━━━ RAW RECORDS
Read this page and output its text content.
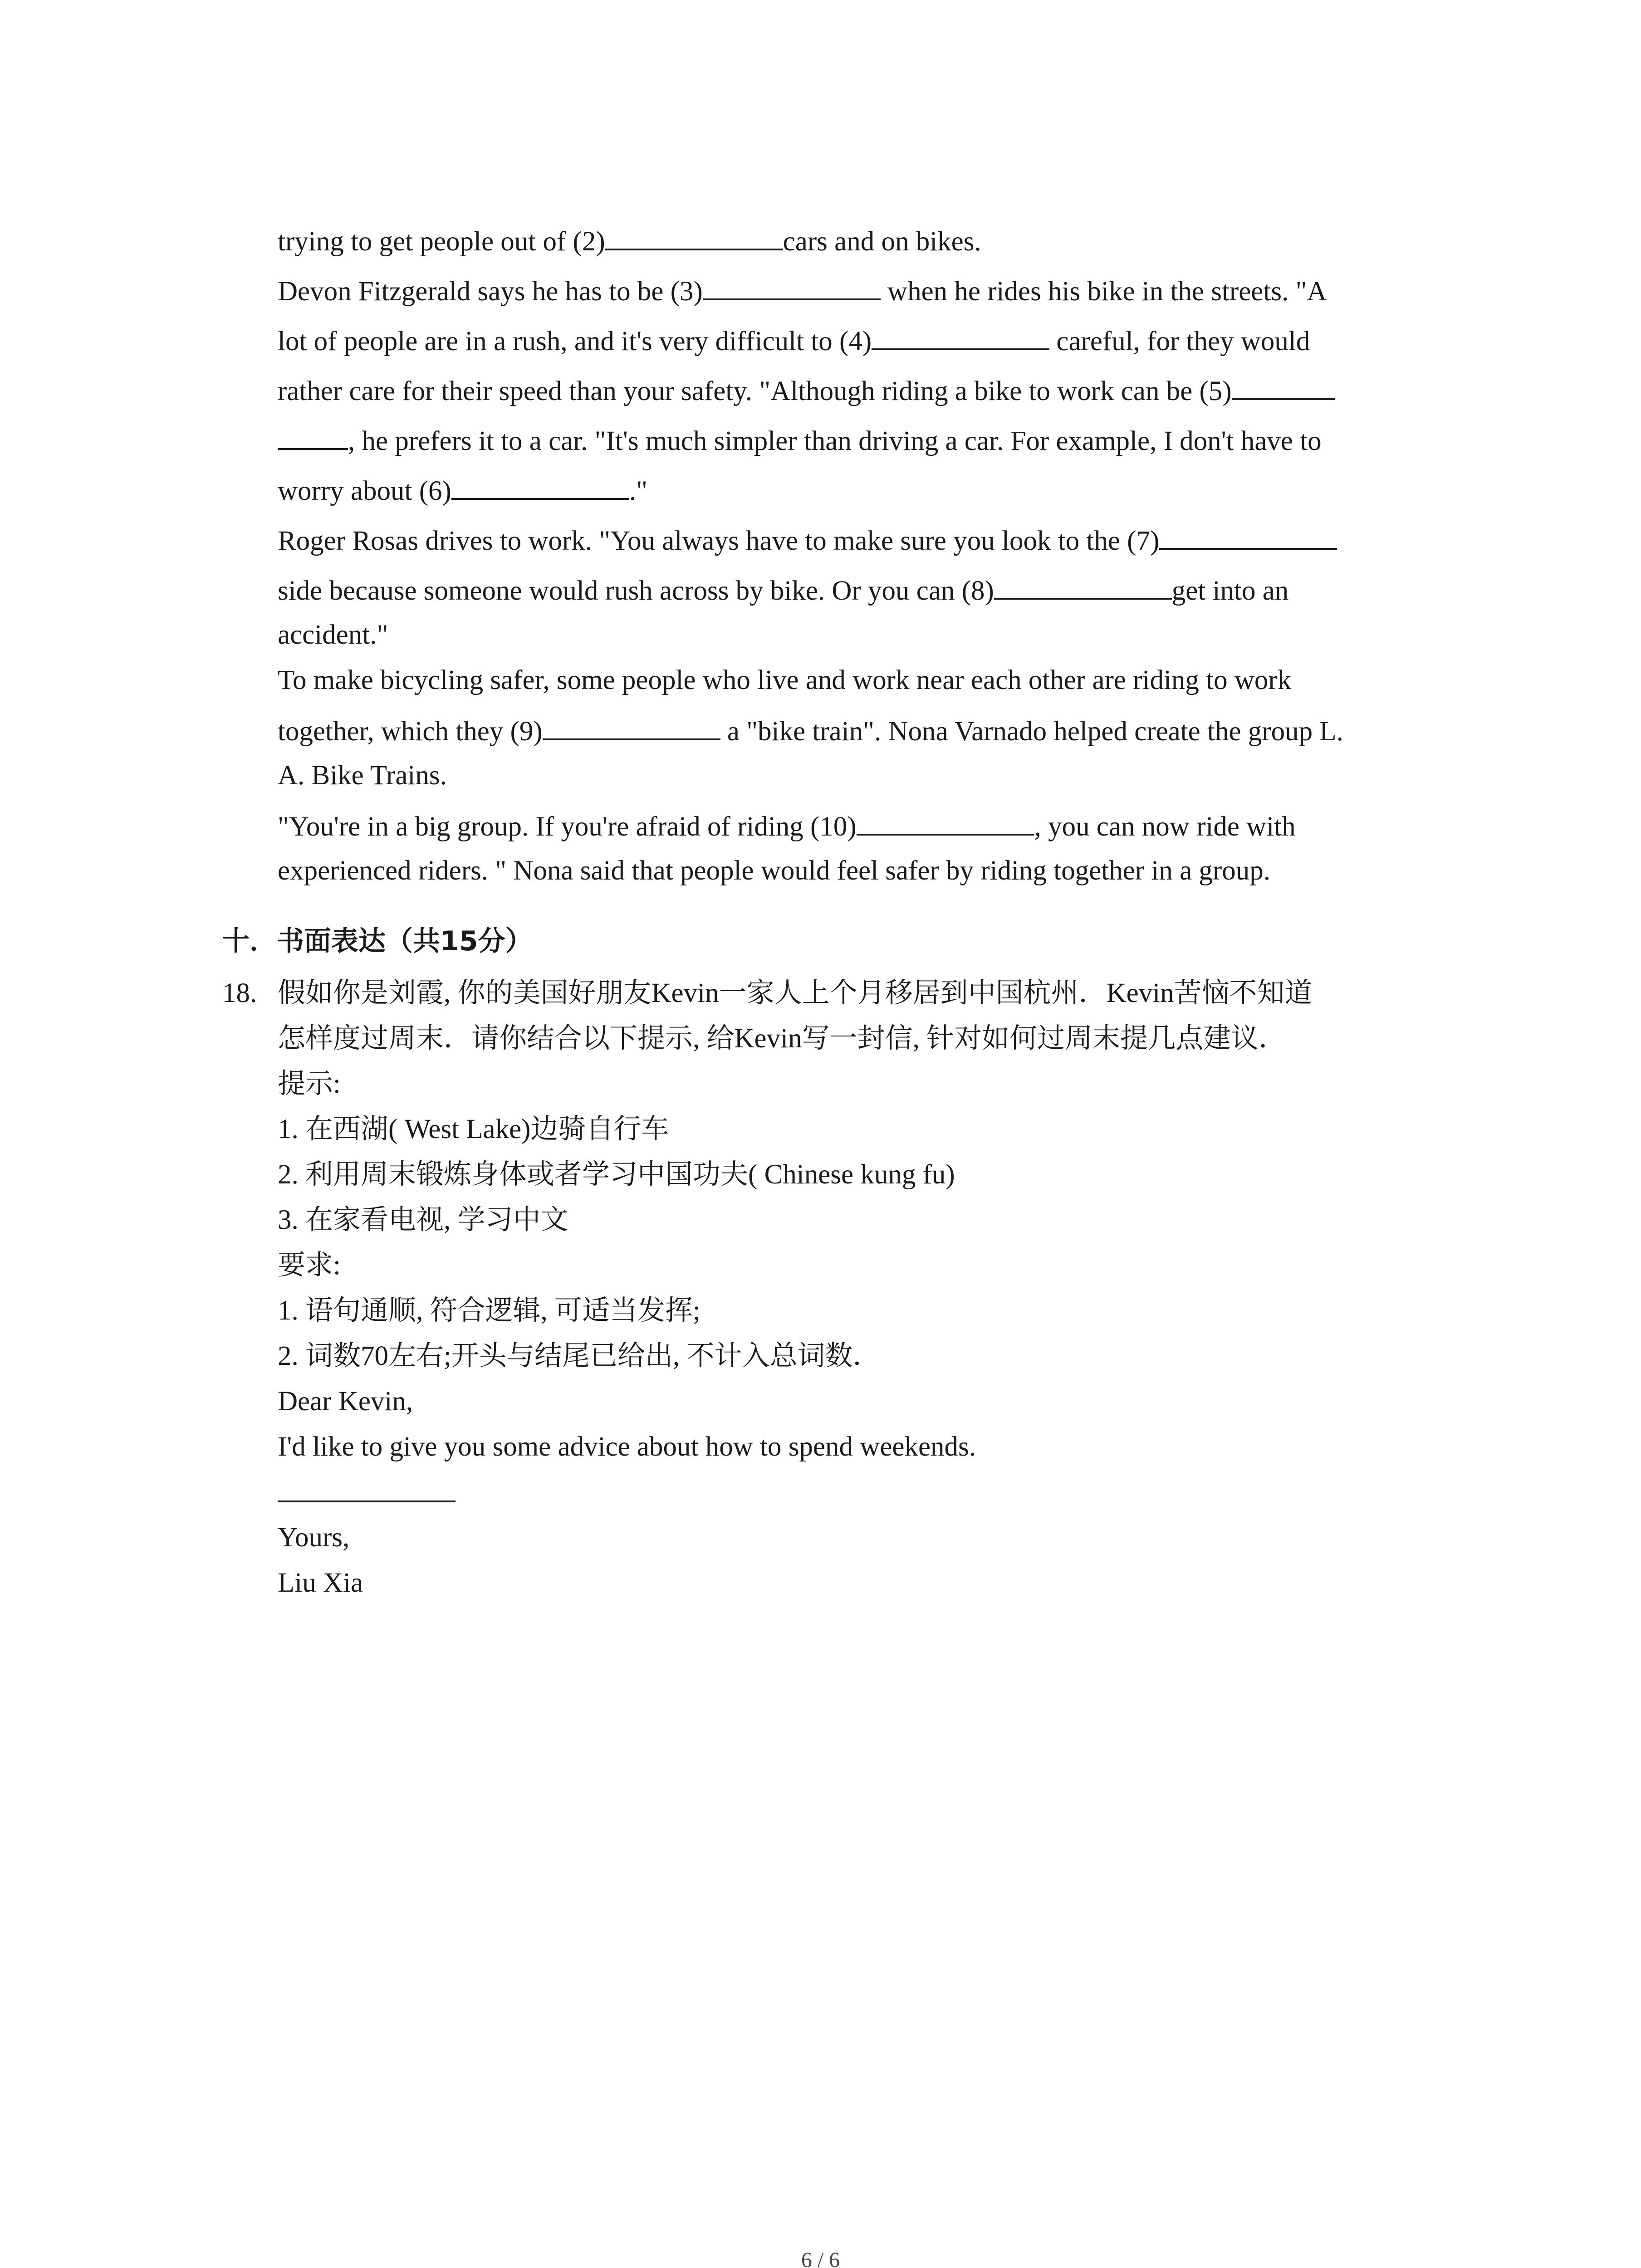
trying to get people out of (2)	cars and on bikes.
Devon Fitzgerald says he has to be (3)	when he rides his bike in the streets. "A
lot of people are in a rush, and it's very difficult to (4)	careful, for they would
rather care for their speed than your safety. "Although riding a bike to work can be (5)
, he prefers it to a car. "It's much simpler than driving a car. For example, I don't have to
worry about (6)	."
Roger Rosas drives to work. "You always have to make sure you look to the (7)
side because someone would rush across by bike. Or you can (8)	get into an
accident."
To make bicycling safer, some people who live and work near each other are riding to work
together, which they (9)	a "bike train". Nona Varnado helped create the group L.
A. Bike Trains.
"You're in a big group. If you're afraid of riding (10)	, you can now ride with
experienced riders. " Nona said that people would feel safer by riding together in a group.
十．书面表达（共15分）
18. 假如你是刘霞, 你的美国好朋友Kevin一家人上个月移居到中国杭州．Kevin苦恼不知道
怎样度过周末．请你结合以下提示, 给Kevin写一封信, 针对如何过周末提几点建议．
提示:
1. 在西湖( West Lake)边骑自行车
2. 利用周末锻炼身体或者学习中国功夫( Chinese kung fu)
3. 在家看电视, 学习中文
要求:
1. 语句通顺, 符合逻辑, 可适当发挥;
2. 词数70左右;开头与结尾已给出, 不计入总词数．
Dear Kevin,
I'd like to give you some advice about how to spend weekends.
Yours,
Liu Xia
6 / 6
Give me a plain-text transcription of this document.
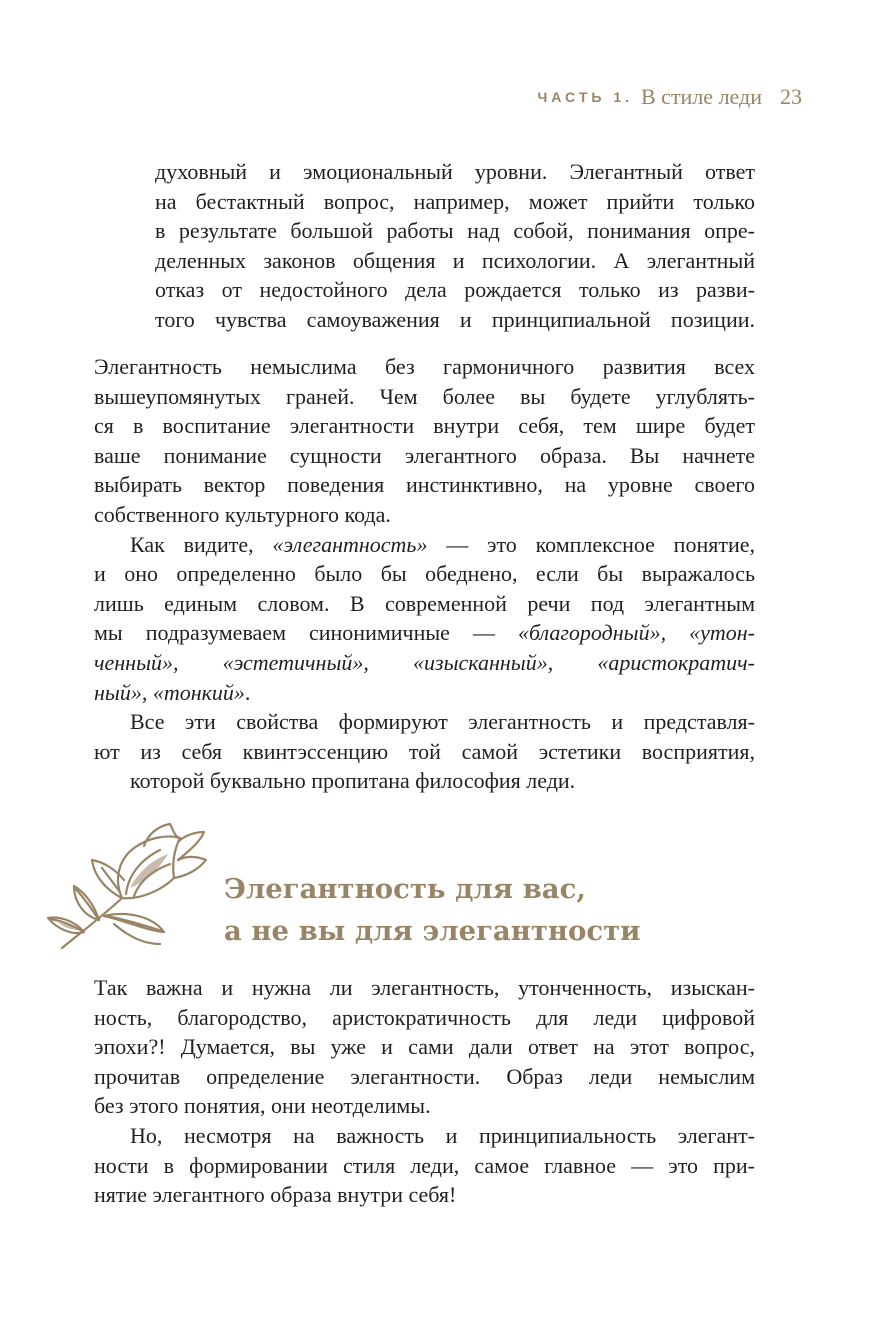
ЧАСТЬ 1. В стиле леди 23

духовный и эмоциональный уровни. Элегантный ответ
на бестактный вопрос, например, может прийти только
в результате большой работы над собой, понимания опре-
деленных законов общения и психологии. А элегантный
отказ от недостойного дела рождается только из разви-
того чувства самоуважения и принципиальной позиции.

Элегантность немыслима без гармоничного развития всех
вышеупомянутых граней. Чем более вы будете углублять-
ся в воспитание элегантности внутри себя, тем шире будет
ваше понимание сущности элегантного образа. Вы начнете
выбирать вектор поведения инстинктивно, на уровне своего
собственного культурного кода.

Как видите, «элегантность» — это комплексное понятие,
и оно определенно было бы обеднено, если бы выражалось
лишь единым словом. В современной речи под элегантным
мы подразумеваем синонимичные — «благородный», «утон-
ченный», «эстетичный», «изысканный», «аристократич-
ный», «тонкий».

Все эти свойства формируют элегантность и представля-
ют из себя квинтэссенцию той самой эстетики восприятия,
которой буквально пропитана философия леди.

Элегантность для вас,
а не вы для элегантности

Так важна и нужна ли элегантность, утонченность, изыскан-
ность, благородство, аристократичность для леди цифровой
эпохи?! Думается, вы уже и сами дали ответ на этот вопрос,
прочитав определение элегантности. Образ леди немыслим
без этого понятия, они неотделимы.

Но, несмотря на важность и принципиальность элегант-
ности в формировании стиля леди, самое главное — это при-
нятие элегантного образа внутри себя!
━━━━━━
▶ [EXERCISE TASK] Every record above should be transcribed exactly; the pictures stay out of the copy.

▶ [SOLUTION]
Read this page and output its text content.
trying to get people out of (2)	cars and on bikes.
Devon Fitzgerald says he has to be (3)	when he rides his bike in the streets. "A
lot of people are in a rush, and it's very difficult to (4)	careful, for they would
rather care for their speed than your safety. "Although riding a bike to work can be (5)
, he prefers it to a car. "It's much simpler than driving a car. For example, I don't have to
worry about (6)	."
Roger Rosas drives to work. "You always have to make sure you look to the (7)
side because someone would rush across by bike. Or you can (8)	get into an
accident."
To make bicycling safer, some people who live and work near each other are riding to work
together, which they (9)	a "bike train". Nona Varnado helped create the group L.
A. Bike Trains.
"You're in a big group. If you're afraid of riding (10)	, you can now ride with
experienced riders. " Nona said that people would feel safer by riding together in a group.
十．书面表达（共15分）
18. 假如你是刘霞, 你的美国好朋友Kevin一家人上个月移居到中国杭州．Kevin苦恼不知道
怎样度过周末．请你结合以下提示, 给Kevin写一封信, 针对如何过周末提几点建议．
提示:
1. 在西湖( West Lake)边骑自行车
2. 利用周末锻炼身体或者学习中国功夫( Chinese kung fu)
3. 在家看电视, 学习中文
要求:
1. 语句通顺, 符合逻辑, 可适当发挥;
2. 词数70左右;开头与结尾已给出, 不计入总词数．
Dear Kevin,
I'd like to give you some advice about how to spend weekends.
Yours,
Liu Xia
6 / 6
Give me a plain-text transcription of this document.
ЧАСТЬ 1. В стиле леди 23

духовный и эмоциональный уровни. Элегантный ответ
на бестактный вопрос, например, может прийти только
в результате большой работы над собой, понимания опре-
деленных законов общения и психологии. А элегантный
отказ от недостойного дела рождается только из разви-
того чувства самоуважения и принципиальной позиции.

Элегантность немыслима без гармоничного развития всех
вышеупомянутых граней. Чем более вы будете углублять-
ся в воспитание элегантности внутри себя, тем шире будет
ваше понимание сущности элегантного образа. Вы начнете
выбирать вектор поведения инстинктивно, на уровне своего
собственного культурного кода.

Как видите, «элегантность» — это комплексное понятие,
и оно определенно было бы обеднено, если бы выражалось
лишь единым словом. В современной речи под элегантным
мы подразумеваем синонимичные — «благородный», «утон-
ченный», «эстетичный», «изысканный», «аристократич-
ный», «тонкий».

Все эти свойства формируют элегантность и представля-
ют из себя квинтэссенцию той самой эстетики восприятия,
которой буквально пропитана философия леди.

Элегантность для вас,
а не вы для элегантности

Так важна и нужна ли элегантность, утонченность, изыскан-
ность, благородство, аристократичность для леди цифровой
эпохи?! Думается, вы уже и сами дали ответ на этот вопрос,
прочитав определение элегантности. Образ леди немыслим
без этого понятия, они неотделимы.

Но, несмотря на важность и принципиальность элегант-
ности в формировании стиля леди, самое главное — это при-
нятие элегантного образа внутри себя!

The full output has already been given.